• **TASK STATEMENT**: Restate, word for word, all of the material shown below.

• **DATA ENTRIES**:
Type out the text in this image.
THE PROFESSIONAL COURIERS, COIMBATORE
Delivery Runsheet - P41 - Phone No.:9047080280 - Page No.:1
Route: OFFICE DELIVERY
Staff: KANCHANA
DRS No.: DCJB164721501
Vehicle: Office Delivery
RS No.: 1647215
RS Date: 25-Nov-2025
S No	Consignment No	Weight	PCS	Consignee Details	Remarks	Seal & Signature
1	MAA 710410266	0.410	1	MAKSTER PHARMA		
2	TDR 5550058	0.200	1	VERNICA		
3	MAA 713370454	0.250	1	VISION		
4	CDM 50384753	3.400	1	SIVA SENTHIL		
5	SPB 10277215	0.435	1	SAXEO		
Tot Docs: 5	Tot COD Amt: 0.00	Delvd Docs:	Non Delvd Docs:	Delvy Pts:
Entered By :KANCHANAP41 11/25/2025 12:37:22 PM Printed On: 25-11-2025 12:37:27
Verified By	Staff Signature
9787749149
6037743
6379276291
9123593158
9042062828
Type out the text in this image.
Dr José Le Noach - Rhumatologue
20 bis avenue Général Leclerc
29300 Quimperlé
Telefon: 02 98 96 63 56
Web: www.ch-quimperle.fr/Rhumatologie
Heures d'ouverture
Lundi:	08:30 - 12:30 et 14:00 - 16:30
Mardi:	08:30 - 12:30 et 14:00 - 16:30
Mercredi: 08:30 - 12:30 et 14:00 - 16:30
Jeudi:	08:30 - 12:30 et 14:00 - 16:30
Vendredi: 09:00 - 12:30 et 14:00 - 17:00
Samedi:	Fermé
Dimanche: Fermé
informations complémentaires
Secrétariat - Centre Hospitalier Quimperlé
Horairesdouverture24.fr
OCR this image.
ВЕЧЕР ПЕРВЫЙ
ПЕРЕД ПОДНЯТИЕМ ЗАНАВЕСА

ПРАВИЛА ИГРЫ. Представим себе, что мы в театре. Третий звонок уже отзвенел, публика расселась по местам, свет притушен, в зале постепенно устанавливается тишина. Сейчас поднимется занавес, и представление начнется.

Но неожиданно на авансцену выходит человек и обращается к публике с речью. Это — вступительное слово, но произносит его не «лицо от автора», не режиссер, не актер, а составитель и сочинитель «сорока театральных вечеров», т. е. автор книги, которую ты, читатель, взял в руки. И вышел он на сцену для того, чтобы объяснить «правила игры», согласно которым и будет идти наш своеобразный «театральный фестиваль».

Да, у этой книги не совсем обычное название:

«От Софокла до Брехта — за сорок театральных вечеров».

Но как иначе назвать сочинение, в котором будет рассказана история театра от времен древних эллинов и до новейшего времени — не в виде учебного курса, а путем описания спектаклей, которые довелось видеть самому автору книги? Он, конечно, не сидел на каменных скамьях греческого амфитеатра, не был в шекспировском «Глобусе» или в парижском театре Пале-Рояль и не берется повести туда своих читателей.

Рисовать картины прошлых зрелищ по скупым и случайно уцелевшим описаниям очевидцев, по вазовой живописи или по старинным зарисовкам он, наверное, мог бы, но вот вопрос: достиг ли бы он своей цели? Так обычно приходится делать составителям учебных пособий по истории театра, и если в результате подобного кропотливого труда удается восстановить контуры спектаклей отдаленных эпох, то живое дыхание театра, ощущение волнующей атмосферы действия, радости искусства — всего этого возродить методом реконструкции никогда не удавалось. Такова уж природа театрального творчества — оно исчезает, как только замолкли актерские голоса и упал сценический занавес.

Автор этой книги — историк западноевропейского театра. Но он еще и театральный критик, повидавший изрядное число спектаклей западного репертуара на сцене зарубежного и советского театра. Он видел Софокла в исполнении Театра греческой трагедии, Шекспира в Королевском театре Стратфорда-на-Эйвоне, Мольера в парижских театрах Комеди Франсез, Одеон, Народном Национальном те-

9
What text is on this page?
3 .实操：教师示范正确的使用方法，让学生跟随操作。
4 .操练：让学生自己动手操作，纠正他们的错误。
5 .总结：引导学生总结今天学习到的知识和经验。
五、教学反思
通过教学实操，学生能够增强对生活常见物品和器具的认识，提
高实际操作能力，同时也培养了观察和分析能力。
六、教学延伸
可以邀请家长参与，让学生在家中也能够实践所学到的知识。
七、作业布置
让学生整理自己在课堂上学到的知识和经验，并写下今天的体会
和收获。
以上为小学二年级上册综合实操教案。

• **COMPLETED TASK**:
Type out the text in this image.
THE PROFESSIONAL COURIERS, COIMBATORE
Delivery Runsheet - P41 - Phone No.:9047080280 - Page No.:1
Route: OFFICE DELIVERY
Staff: KANCHANA
DRS No.: DCJB164721501
Vehicle: Office Delivery
RS No.: 1647215
RS Date: 25-Nov-2025
S No	Consignment No	Weight	PCS	Consignee Details	Remarks	Seal & Signature
1	MAA 710410266	0.410	1	MAKSTER PHARMA		
2	TDR 5550058	0.200	1	VERNICA		
3	MAA 713370454	0.250	1	VISION		
4	CDM 50384753	3.400	1	SIVA SENTHIL		
5	SPB 10277215	0.435	1	SAXEO		
Tot Docs: 5	Tot COD Amt: 0.00	Delvd Docs:	Non Delvd Docs:	Delvy Pts:
Entered By :KANCHANAP41 11/25/2025 12:37:22 PM Printed On: 25-11-2025 12:37:27
Verified By	Staff Signature
9787749149
6037743
6379276291
9123593158
9042062828
Type out the text in this image.
Dr José Le Noach - Rhumatologue
20 bis avenue Général Leclerc
29300 Quimperlé
Telefon: 02 98 96 63 56
Web: www.ch-quimperle.fr/Rhumatologie
Heures d'ouverture
Lundi:	08:30 - 12:30 et 14:00 - 16:30
Mardi:	08:30 - 12:30 et 14:00 - 16:30
Mercredi: 08:30 - 12:30 et 14:00 - 16:30
Jeudi:	08:30 - 12:30 et 14:00 - 16:30
Vendredi: 09:00 - 12:30 et 14:00 - 17:00
Samedi:	Fermé
Dimanche: Fermé
informations complémentaires
Secrétariat - Centre Hospitalier Quimperlé
Horairesdouverture24.fr
OCR this image.
ВЕЧЕР ПЕРВЫЙ
ПЕРЕД ПОДНЯТИЕМ ЗАНАВЕСА

ПРАВИЛА ИГРЫ. Представим себе, что мы в театре. Третий звонок уже отзвенел, публика расселась по местам, свет притушен, в зале постепенно устанавливается тишина. Сейчас поднимется занавес, и представление начнется.

Но неожиданно на авансцену выходит человек и обращается к публике с речью. Это — вступительное слово, но произносит его не «лицо от автора», не режиссер, не актер, а составитель и сочинитель «сорока театральных вечеров», т. е. автор книги, которую ты, читатель, взял в руки. И вышел он на сцену для того, чтобы объяснить «правила игры», согласно которым и будет идти наш своеобразный «театральный фестиваль».

Да, у этой книги не совсем обычное название:

«От Софокла до Брехта — за сорок театральных вечеров».

Но как иначе назвать сочинение, в котором будет рассказана история театра от времен древних эллинов и до новейшего времени — не в виде учебного курса, а путем описания спектаклей, которые довелось видеть самому автору книги? Он, конечно, не сидел на каменных скамьях греческого амфитеатра, не был в шекспировском «Глобусе» или в парижском театре Пале-Рояль и не берется повести туда своих читателей.

Рисовать картины прошлых зрелищ по скупым и случайно уцелевшим описаниям очевидцев, по вазовой живописи или по старинным зарисовкам он, наверное, мог бы, но вот вопрос: достиг ли бы он своей цели? Так обычно приходится делать составителям учебных пособий по истории театра, и если в результате подобного кропотливого труда удается восстановить контуры спектаклей отдаленных эпох, то живое дыхание театра, ощущение волнующей атмосферы действия, радости искусства — всего этого возродить методом реконструкции никогда не удавалось. Такова уж природа театрального творчества — оно исчезает, как только замолкли актерские голоса и упал сценический занавес.

Автор этой книги — историк западноевропейского театра. Но он еще и театральный критик, повидавший изрядное число спектаклей западного репертуара на сцене зарубежного и советского театра. Он видел Софокла в исполнении Театра греческой трагедии, Шекспира в Королевском театре Стратфорда-на-Эйвоне, Мольера в парижских театрах Комеди Франсез, Одеон, Народном Национальном те-

9
What text is on this page?
3 .实操：教师示范正确的使用方法，让学生跟随操作。
4 .操练：让学生自己动手操作，纠正他们的错误。
5 .总结：引导学生总结今天学习到的知识和经验。
五、教学反思
通过教学实操，学生能够增强对生活常见物品和器具的认识，提
高实际操作能力，同时也培养了观察和分析能力。
六、教学延伸
可以邀请家长参与，让学生在家中也能够实践所学到的知识。
七、作业布置
让学生整理自己在课堂上学到的知识和经验，并写下今天的体会
和收获。
以上为小学二年级上册综合实操教案。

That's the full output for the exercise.